→ **WHAT YOU WILL DO**
For this exercise, return all the data exactly as it stands.

Figure record listings:
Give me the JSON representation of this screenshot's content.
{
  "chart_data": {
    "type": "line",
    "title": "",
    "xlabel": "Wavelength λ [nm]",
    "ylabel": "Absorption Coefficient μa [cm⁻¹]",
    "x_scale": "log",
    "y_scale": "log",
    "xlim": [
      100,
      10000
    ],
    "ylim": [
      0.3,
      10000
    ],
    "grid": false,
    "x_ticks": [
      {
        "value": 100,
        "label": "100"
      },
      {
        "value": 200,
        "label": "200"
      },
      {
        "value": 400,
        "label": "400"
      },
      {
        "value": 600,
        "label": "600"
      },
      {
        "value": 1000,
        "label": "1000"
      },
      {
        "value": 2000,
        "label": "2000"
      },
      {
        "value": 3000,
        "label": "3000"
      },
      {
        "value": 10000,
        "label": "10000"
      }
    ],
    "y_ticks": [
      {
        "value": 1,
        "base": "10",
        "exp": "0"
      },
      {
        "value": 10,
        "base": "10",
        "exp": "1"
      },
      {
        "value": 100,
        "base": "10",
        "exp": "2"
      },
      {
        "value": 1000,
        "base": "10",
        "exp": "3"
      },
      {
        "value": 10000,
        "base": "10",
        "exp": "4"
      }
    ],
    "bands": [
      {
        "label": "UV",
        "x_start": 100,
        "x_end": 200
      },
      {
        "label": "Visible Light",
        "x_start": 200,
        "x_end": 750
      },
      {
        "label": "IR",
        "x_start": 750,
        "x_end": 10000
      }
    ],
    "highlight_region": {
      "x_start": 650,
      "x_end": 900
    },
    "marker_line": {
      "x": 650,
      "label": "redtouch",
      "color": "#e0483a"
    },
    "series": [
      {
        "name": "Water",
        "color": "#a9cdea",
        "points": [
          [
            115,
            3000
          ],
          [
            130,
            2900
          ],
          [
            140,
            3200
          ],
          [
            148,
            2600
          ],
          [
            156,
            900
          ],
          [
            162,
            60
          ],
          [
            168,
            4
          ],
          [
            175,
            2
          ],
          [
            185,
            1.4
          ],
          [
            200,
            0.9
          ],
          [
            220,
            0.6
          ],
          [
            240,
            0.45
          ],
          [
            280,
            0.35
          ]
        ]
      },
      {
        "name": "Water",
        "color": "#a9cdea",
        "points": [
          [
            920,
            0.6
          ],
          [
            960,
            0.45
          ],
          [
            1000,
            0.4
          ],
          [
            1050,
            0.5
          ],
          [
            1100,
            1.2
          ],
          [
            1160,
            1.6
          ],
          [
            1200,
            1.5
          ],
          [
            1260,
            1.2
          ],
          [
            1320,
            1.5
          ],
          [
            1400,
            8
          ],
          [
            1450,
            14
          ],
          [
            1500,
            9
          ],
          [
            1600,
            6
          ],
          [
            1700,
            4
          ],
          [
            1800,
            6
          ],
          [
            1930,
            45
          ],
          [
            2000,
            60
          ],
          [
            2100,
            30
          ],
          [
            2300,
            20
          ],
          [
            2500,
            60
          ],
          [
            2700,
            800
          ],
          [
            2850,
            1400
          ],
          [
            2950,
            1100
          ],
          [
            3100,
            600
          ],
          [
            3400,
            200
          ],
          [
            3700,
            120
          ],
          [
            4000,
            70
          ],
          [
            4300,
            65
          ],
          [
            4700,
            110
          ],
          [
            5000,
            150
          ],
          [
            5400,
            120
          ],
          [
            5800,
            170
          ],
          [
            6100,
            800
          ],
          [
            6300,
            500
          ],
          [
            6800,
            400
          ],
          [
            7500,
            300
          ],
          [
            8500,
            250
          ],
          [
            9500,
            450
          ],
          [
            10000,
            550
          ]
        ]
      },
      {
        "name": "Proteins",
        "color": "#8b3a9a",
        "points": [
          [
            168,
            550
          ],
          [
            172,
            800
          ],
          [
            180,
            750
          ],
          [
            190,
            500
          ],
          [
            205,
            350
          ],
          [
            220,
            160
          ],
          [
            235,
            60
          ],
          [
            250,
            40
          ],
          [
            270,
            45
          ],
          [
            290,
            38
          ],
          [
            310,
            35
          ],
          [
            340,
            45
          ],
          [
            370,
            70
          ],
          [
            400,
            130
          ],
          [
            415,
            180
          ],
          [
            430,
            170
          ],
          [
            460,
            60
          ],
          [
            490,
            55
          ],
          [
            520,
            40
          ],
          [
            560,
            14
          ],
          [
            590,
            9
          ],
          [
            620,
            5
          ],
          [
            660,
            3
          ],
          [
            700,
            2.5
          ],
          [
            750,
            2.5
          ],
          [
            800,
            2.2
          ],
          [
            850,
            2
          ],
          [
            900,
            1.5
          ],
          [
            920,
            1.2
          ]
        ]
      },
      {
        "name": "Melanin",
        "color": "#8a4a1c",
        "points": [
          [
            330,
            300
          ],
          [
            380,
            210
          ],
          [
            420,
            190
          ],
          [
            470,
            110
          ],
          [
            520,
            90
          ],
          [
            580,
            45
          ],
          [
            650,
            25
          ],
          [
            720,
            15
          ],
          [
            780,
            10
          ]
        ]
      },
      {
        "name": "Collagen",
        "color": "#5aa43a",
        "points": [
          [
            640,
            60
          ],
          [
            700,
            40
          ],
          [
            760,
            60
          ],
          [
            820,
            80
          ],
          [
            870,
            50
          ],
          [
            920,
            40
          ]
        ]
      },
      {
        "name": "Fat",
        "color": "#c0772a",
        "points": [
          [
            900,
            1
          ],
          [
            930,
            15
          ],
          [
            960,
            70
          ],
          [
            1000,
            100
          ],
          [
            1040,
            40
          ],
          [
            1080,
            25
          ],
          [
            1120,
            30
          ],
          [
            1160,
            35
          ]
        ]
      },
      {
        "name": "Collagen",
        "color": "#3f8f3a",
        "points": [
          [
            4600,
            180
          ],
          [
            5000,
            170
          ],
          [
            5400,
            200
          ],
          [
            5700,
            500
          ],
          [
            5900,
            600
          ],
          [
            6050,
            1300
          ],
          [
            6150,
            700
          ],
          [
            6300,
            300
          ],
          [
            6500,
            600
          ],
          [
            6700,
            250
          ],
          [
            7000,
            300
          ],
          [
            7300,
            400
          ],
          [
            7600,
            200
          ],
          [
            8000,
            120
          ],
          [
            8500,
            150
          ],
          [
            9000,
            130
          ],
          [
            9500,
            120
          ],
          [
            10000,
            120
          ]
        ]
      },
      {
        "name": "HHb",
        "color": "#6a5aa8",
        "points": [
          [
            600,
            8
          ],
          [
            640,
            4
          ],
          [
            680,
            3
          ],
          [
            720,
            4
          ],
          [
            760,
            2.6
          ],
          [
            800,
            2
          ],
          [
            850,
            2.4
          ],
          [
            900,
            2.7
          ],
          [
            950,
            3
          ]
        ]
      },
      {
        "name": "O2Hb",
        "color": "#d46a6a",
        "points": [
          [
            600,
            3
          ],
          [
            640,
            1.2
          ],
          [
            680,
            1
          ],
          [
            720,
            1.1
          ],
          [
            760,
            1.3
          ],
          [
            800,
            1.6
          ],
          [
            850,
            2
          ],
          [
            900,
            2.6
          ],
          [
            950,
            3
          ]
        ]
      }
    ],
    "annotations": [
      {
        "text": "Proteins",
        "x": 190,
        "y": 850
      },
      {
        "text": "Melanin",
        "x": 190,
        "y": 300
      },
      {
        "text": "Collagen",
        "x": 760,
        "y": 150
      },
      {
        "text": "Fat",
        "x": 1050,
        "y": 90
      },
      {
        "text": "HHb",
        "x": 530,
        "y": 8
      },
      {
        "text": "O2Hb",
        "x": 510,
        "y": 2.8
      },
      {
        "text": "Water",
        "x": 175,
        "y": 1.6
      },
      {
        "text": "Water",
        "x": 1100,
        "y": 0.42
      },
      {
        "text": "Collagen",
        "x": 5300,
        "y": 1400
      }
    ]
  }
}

→ **RESULT OF THE EXERCISE**
Give me the JSON representation of this screenshot's content.
{
  "chart_data": {
    "type": "line",
    "title": "",
    "xlabel": "Wavelength λ [nm]",
    "ylabel": "Absorption Coefficient μa [cm⁻¹]",
    "x_scale": "log",
    "y_scale": "log",
    "xlim": [
      100,
      10000
    ],
    "ylim": [
      0.3,
      10000
    ],
    "grid": false,
    "x_ticks": [
      {
        "value": 100,
        "label": "100"
      },
      {
        "value": 200,
        "label": "200"
      },
      {
        "value": 400,
        "label": "400"
      },
      {
        "value": 600,
        "label": "600"
      },
      {
        "value": 1000,
        "label": "1000"
      },
      {
        "value": 2000,
        "label": "2000"
      },
      {
        "value": 3000,
        "label": "3000"
      },
      {
        "value": 10000,
        "label": "10000"
      }
    ],
    "y_ticks": [
      {
        "value": 1,
        "base": "10",
        "exp": "0"
      },
      {
        "value": 10,
        "base": "10",
        "exp": "1"
      },
      {
        "value": 100,
        "base": "10",
        "exp": "2"
      },
      {
        "value": 1000,
        "base": "10",
        "exp": "3"
      },
      {
        "value": 10000,
        "base": "10",
        "exp": "4"
      }
    ],
    "bands": [
      {
        "label": "UV",
        "x_start": 100,
        "x_end": 200
      },
      {
        "label": "Visible Light",
        "x_start": 200,
        "x_end": 750
      },
      {
        "label": "IR",
        "x_start": 750,
        "x_end": 10000
      }
    ],
    "highlight_region": {
      "x_start": 650,
      "x_end": 900
    },
    "marker_line": {
      "x": 650,
      "label": "redtouch",
      "color": "#e0483a"
    },
    "series": [
      {
        "name": "Water",
        "color": "#a9cdea",
        "points": [
          [
            115,
            3000
          ],
          [
            130,
            2900
          ],
          [
            140,
            3200
          ],
          [
            148,
            2600
          ],
          [
            156,
            900
          ],
          [
            162,
            60
          ],
          [
            168,
            4
          ],
          [
            175,
            2
          ],
          [
            185,
            1.4
          ],
          [
            200,
            0.9
          ],
          [
            220,
            0.6
          ],
          [
            240,
            0.45
          ],
          [
            280,
            0.35
          ]
        ]
      },
      {
        "name": "Water",
        "color": "#a9cdea",
        "points": [
          [
            920,
            0.6
          ],
          [
            960,
            0.45
          ],
          [
            1000,
            0.4
          ],
          [
            1050,
            0.5
          ],
          [
            1100,
            1.2
          ],
          [
            1160,
            1.6
          ],
          [
            1200,
            1.5
          ],
          [
            1260,
            1.2
          ],
          [
            1320,
            1.5
          ],
          [
            1400,
            8
          ],
          [
            1450,
            14
          ],
          [
            1500,
            9
          ],
          [
            1600,
            6
          ],
          [
            1700,
            4
          ],
          [
            1800,
            6
          ],
          [
            1930,
            45
          ],
          [
            2000,
            60
          ],
          [
            2100,
            30
          ],
          [
            2300,
            20
          ],
          [
            2500,
            60
          ],
          [
            2700,
            800
          ],
          [
            2850,
            1400
          ],
          [
            2950,
            1100
          ],
          [
            3100,
            600
          ],
          [
            3400,
            200
          ],
          [
            3700,
            120
          ],
          [
            4000,
            70
          ],
          [
            4300,
            65
          ],
          [
            4700,
            110
          ],
          [
            5000,
            150
          ],
          [
            5400,
            120
          ],
          [
            5800,
            170
          ],
          [
            6100,
            800
          ],
          [
            6300,
            500
          ],
          [
            6800,
            400
          ],
          [
            7500,
            300
          ],
          [
            8500,
            250
          ],
          [
            9500,
            450
          ],
          [
            10000,
            550
          ]
        ]
      },
      {
        "name": "Proteins",
        "color": "#8b3a9a",
        "points": [
          [
            168,
            550
          ],
          [
            172,
            800
          ],
          [
            180,
            750
          ],
          [
            190,
            500
          ],
          [
            205,
            350
          ],
          [
            220,
            160
          ],
          [
            235,
            60
          ],
          [
            250,
            40
          ],
          [
            270,
            45
          ],
          [
            290,
            38
          ],
          [
            310,
            35
          ],
          [
            340,
            45
          ],
          [
            370,
            70
          ],
          [
            400,
            130
          ],
          [
            415,
            180
          ],
          [
            430,
            170
          ],
          [
            460,
            60
          ],
          [
            490,
            55
          ],
          [
            520,
            40
          ],
          [
            560,
            14
          ],
          [
            590,
            9
          ],
          [
            620,
            5
          ],
          [
            660,
            3
          ],
          [
            700,
            2.5
          ],
          [
            750,
            2.5
          ],
          [
            800,
            2.2
          ],
          [
            850,
            2
          ],
          [
            900,
            1.5
          ],
          [
            920,
            1.2
          ]
        ]
      },
      {
        "name": "Melanin",
        "color": "#8a4a1c",
        "points": [
          [
            330,
            300
          ],
          [
            380,
            210
          ],
          [
            420,
            190
          ],
          [
            470,
            110
          ],
          [
            520,
            90
          ],
          [
            580,
            45
          ],
          [
            650,
            25
          ],
          [
            720,
            15
          ],
          [
            780,
            10
          ]
        ]
      },
      {
        "name": "Collagen",
        "color": "#5aa43a",
        "points": [
          [
            640,
            60
          ],
          [
            700,
            40
          ],
          [
            760,
            60
          ],
          [
            820,
            80
          ],
          [
            870,
            50
          ],
          [
            920,
            40
          ]
        ]
      },
      {
        "name": "Fat",
        "color": "#c0772a",
        "points": [
          [
            900,
            1
          ],
          [
            930,
            15
          ],
          [
            960,
            70
          ],
          [
            1000,
            100
          ],
          [
            1040,
            40
          ],
          [
            1080,
            25
          ],
          [
            1120,
            30
          ],
          [
            1160,
            35
          ]
        ]
      },
      {
        "name": "Collagen",
        "color": "#3f8f3a",
        "points": [
          [
            4600,
            180
          ],
          [
            5000,
            170
          ],
          [
            5400,
            200
          ],
          [
            5700,
            500
          ],
          [
            5900,
            600
          ],
          [
            6050,
            1300
          ],
          [
            6150,
            700
          ],
          [
            6300,
            300
          ],
          [
            6500,
            600
          ],
          [
            6700,
            250
          ],
          [
            7000,
            300
          ],
          [
            7300,
            400
          ],
          [
            7600,
            200
          ],
          [
            8000,
            120
          ],
          [
            8500,
            150
          ],
          [
            9000,
            130
          ],
          [
            9500,
            120
          ],
          [
            10000,
            120
          ]
        ]
      },
      {
        "name": "HHb",
        "color": "#6a5aa8",
        "points": [
          [
            600,
            8
          ],
          [
            640,
            4
          ],
          [
            680,
            3
          ],
          [
            720,
            4
          ],
          [
            760,
            2.6
          ],
          [
            800,
            2
          ],
          [
            850,
            2.4
          ],
          [
            900,
            2.7
          ],
          [
            950,
            3
          ]
        ]
      },
      {
        "name": "O2Hb",
        "color": "#d46a6a",
        "points": [
          [
            600,
            3
          ],
          [
            640,
            1.2
          ],
          [
            680,
            1
          ],
          [
            720,
            1.1
          ],
          [
            760,
            1.3
          ],
          [
            800,
            1.6
          ],
          [
            850,
            2
          ],
          [
            900,
            2.6
          ],
          [
            950,
            3
          ]
        ]
      }
    ],
    "annotations": [
      {
        "text": "Proteins",
        "x": 190,
        "y": 850
      },
      {
        "text": "Melanin",
        "x": 190,
        "y": 300
      },
      {
        "text": "Collagen",
        "x": 760,
        "y": 150
      },
      {
        "text": "Fat",
        "x": 1050,
        "y": 90
      },
      {
        "text": "HHb",
        "x": 530,
        "y": 8
      },
      {
        "text": "O2Hb",
        "x": 510,
        "y": 2.8
      },
      {
        "text": "Water",
        "x": 175,
        "y": 1.6
      },
      {
        "text": "Water",
        "x": 1100,
        "y": 0.42
      },
      {
        "text": "Collagen",
        "x": 5300,
        "y": 1400
      }
    ]
  }
}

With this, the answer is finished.